**CHALLENGE:**
From the entries provided below, copy each line that contains the word "Estimates".

**DATASET RECORDS:**
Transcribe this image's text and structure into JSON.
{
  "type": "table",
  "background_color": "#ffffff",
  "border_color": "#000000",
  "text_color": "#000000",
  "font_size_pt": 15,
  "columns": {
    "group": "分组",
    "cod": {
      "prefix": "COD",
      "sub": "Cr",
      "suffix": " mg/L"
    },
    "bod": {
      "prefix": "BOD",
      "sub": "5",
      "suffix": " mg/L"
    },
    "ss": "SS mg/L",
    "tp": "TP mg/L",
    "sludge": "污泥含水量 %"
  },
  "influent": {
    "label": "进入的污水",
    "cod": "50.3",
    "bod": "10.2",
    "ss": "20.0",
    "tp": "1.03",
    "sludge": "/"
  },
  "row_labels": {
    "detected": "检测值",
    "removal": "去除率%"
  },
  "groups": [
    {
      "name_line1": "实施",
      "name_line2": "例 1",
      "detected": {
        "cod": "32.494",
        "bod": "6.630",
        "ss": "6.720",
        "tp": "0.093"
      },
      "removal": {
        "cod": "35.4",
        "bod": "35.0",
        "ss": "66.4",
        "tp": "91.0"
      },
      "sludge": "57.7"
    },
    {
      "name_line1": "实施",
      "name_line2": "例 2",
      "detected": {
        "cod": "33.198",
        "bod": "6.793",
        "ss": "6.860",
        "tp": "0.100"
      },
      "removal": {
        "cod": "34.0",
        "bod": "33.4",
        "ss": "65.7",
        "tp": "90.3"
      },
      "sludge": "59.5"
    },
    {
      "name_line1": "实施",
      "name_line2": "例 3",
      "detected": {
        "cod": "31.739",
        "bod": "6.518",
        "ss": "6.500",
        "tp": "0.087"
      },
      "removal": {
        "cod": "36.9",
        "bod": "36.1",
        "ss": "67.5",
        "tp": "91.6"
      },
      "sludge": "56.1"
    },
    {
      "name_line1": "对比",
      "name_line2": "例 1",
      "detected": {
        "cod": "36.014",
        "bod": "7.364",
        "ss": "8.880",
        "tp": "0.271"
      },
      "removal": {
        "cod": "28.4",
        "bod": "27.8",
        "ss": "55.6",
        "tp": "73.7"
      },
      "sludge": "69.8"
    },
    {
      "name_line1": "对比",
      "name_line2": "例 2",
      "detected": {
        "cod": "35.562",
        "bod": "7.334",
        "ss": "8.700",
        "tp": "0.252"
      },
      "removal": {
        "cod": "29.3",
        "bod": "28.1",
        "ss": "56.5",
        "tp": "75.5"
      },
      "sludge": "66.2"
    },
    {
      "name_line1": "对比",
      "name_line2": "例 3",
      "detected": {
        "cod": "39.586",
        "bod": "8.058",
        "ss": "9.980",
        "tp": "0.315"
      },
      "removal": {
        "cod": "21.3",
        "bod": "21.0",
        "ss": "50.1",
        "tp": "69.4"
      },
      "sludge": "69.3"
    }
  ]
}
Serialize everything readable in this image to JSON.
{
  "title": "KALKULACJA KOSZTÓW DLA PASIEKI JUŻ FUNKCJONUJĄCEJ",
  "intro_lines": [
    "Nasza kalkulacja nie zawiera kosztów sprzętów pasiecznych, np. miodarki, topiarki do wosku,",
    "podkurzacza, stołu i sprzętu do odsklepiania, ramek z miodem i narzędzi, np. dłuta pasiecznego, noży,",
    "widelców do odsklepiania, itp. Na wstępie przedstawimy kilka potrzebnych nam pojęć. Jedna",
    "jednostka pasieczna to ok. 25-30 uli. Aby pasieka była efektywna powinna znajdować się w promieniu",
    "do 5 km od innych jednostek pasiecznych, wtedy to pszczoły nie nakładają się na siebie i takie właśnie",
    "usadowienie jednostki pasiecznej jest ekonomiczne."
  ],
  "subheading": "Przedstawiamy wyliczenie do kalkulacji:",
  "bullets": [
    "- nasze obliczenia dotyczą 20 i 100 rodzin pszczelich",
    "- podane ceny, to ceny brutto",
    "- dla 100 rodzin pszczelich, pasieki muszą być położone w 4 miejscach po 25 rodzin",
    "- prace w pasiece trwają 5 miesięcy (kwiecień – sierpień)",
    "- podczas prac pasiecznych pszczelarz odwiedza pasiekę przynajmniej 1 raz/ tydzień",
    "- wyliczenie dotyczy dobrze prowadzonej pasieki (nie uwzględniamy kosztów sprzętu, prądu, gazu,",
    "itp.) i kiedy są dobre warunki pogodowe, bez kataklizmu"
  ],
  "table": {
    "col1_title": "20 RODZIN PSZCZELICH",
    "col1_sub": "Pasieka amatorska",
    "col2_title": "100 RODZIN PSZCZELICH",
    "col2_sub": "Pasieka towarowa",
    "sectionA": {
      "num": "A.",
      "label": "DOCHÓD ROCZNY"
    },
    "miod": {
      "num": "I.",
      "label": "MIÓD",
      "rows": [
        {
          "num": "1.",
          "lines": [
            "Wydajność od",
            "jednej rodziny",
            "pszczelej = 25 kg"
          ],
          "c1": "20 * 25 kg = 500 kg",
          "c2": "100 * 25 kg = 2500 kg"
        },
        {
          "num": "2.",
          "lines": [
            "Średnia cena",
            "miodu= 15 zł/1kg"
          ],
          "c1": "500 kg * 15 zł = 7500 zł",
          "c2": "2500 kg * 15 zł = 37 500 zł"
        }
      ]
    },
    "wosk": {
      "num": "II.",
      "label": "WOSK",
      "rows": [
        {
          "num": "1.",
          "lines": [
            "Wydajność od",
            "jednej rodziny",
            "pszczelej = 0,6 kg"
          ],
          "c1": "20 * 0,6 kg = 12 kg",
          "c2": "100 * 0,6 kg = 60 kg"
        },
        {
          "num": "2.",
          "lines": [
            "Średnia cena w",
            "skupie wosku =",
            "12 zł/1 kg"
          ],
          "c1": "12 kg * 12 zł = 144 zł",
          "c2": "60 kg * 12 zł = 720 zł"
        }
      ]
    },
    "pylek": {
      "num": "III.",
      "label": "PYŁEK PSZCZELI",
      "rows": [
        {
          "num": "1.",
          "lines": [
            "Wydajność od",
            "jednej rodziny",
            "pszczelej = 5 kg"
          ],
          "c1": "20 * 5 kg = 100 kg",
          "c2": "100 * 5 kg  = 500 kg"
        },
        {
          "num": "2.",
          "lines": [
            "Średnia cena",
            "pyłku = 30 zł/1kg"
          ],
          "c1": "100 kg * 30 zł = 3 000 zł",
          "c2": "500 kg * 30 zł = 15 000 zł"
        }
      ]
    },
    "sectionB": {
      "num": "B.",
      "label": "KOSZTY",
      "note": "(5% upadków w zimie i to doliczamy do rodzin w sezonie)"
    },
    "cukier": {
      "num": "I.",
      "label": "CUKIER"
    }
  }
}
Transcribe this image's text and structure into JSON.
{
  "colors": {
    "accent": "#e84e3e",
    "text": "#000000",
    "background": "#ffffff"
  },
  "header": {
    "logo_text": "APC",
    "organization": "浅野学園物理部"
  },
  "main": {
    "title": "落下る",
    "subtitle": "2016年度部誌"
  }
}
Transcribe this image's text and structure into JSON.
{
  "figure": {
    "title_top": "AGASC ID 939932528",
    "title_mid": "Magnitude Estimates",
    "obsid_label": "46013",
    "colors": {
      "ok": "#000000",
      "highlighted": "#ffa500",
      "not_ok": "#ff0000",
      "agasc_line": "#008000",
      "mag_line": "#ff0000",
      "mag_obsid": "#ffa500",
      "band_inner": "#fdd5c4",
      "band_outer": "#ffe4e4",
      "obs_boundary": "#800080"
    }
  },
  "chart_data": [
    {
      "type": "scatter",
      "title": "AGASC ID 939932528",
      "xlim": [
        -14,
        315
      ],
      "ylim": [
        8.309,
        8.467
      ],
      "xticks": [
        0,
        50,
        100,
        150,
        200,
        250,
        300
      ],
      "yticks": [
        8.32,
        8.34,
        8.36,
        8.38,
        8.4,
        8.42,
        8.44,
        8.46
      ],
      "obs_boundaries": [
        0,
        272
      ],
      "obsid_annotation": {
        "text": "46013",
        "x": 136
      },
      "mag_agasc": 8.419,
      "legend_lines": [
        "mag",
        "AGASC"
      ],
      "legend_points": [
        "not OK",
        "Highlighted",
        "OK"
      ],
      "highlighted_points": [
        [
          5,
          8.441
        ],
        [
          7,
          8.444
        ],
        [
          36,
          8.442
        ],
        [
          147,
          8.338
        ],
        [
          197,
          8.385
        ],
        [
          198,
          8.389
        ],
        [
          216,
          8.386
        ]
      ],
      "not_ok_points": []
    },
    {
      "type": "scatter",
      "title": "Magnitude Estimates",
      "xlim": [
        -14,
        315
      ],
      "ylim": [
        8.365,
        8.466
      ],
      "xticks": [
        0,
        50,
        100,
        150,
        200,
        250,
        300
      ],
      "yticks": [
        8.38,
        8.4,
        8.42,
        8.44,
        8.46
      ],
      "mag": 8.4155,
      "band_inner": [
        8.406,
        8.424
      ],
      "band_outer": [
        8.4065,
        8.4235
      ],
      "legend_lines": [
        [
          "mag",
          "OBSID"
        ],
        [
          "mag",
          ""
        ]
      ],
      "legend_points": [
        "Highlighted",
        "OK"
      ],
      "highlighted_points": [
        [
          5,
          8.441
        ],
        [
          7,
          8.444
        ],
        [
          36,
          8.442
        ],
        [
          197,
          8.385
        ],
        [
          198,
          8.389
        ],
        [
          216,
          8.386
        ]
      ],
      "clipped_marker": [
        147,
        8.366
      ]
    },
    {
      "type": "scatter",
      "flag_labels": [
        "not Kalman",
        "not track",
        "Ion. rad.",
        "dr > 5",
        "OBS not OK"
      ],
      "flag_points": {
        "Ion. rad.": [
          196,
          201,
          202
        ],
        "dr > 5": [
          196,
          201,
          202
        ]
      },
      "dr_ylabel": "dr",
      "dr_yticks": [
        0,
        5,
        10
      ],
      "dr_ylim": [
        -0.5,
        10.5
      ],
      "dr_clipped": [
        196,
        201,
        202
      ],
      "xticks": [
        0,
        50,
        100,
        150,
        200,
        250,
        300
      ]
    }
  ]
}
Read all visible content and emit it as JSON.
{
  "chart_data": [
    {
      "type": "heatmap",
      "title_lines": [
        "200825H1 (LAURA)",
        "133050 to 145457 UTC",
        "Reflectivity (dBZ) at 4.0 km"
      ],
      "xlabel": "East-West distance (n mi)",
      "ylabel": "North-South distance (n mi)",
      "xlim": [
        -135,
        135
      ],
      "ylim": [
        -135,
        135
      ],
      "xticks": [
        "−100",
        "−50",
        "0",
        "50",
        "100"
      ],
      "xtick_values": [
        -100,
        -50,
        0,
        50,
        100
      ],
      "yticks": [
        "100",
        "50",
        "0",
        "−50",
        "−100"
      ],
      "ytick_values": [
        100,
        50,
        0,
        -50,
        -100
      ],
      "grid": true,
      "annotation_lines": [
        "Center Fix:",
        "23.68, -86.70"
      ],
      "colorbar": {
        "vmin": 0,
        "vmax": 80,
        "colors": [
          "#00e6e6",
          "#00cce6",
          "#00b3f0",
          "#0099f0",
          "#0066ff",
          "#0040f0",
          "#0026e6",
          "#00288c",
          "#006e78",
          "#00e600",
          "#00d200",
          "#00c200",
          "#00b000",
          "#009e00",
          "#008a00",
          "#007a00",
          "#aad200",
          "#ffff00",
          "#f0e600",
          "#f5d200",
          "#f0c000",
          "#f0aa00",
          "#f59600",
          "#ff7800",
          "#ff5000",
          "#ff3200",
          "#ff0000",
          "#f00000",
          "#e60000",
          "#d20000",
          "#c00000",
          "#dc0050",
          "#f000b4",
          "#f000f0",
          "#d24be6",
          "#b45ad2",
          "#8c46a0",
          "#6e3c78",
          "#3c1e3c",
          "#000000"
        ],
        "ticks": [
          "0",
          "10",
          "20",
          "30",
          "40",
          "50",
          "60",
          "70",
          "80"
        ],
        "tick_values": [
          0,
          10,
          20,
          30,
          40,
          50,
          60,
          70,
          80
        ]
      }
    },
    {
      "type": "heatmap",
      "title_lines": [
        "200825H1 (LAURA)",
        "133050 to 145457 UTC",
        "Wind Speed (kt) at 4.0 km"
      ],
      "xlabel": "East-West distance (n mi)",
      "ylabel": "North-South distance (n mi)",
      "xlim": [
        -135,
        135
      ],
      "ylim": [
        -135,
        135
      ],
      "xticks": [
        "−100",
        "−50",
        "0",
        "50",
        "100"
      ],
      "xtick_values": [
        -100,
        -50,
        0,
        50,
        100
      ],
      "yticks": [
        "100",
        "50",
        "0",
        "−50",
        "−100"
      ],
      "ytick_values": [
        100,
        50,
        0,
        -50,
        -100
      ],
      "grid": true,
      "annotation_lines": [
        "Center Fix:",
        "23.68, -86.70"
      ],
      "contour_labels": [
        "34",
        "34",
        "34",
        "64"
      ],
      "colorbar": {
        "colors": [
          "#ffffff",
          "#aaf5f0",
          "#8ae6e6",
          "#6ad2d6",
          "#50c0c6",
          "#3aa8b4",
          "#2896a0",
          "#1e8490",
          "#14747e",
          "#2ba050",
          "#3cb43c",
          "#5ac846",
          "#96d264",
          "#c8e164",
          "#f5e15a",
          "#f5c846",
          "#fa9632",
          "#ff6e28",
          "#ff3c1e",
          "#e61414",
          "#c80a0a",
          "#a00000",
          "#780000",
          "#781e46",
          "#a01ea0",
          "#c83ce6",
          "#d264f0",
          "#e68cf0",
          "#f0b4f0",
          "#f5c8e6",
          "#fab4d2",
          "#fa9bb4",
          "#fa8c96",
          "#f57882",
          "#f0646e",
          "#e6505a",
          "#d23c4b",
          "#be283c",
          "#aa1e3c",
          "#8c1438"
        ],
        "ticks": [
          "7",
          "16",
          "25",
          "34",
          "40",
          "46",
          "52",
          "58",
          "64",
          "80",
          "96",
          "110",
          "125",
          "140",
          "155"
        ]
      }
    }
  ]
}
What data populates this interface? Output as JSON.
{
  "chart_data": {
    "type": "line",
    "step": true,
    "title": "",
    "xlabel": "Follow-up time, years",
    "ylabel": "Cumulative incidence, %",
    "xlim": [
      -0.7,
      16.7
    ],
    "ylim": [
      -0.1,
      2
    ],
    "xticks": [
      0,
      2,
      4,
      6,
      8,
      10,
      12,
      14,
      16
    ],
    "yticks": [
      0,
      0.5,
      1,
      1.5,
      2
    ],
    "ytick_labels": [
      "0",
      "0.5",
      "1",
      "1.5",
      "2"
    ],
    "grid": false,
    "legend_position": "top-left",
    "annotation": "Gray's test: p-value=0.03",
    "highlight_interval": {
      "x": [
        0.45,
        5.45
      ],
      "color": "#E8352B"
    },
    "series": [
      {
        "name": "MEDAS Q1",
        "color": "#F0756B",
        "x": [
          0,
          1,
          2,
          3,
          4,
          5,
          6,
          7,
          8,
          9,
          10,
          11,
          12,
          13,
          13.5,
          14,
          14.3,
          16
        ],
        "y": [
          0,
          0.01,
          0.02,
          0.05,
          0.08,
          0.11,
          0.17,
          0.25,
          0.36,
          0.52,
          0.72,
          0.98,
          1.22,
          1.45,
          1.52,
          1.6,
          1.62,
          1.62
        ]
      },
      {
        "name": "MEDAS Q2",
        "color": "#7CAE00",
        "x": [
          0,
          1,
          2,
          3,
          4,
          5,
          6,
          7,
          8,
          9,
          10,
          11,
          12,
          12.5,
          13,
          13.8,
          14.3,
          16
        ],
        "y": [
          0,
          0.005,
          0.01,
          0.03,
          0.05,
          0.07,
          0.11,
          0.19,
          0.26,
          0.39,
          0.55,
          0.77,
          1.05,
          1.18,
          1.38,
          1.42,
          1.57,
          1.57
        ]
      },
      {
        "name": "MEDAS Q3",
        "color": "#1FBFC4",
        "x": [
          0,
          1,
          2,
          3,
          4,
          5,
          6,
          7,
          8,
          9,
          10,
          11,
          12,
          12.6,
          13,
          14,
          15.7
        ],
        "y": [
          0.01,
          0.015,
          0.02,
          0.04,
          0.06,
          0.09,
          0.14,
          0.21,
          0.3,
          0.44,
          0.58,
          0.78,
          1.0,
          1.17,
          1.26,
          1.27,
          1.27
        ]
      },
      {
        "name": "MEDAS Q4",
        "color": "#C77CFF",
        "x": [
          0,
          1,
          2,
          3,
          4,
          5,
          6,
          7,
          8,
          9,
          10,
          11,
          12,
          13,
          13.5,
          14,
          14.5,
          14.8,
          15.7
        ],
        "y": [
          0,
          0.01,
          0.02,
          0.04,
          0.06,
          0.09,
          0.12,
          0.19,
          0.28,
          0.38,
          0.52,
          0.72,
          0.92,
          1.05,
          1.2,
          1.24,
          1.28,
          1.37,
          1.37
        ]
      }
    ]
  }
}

**ANSWER TO THE EXERCISE:**
    "title_mid": "Magnitude Estimates",
      "title": "Magnitude Estimates",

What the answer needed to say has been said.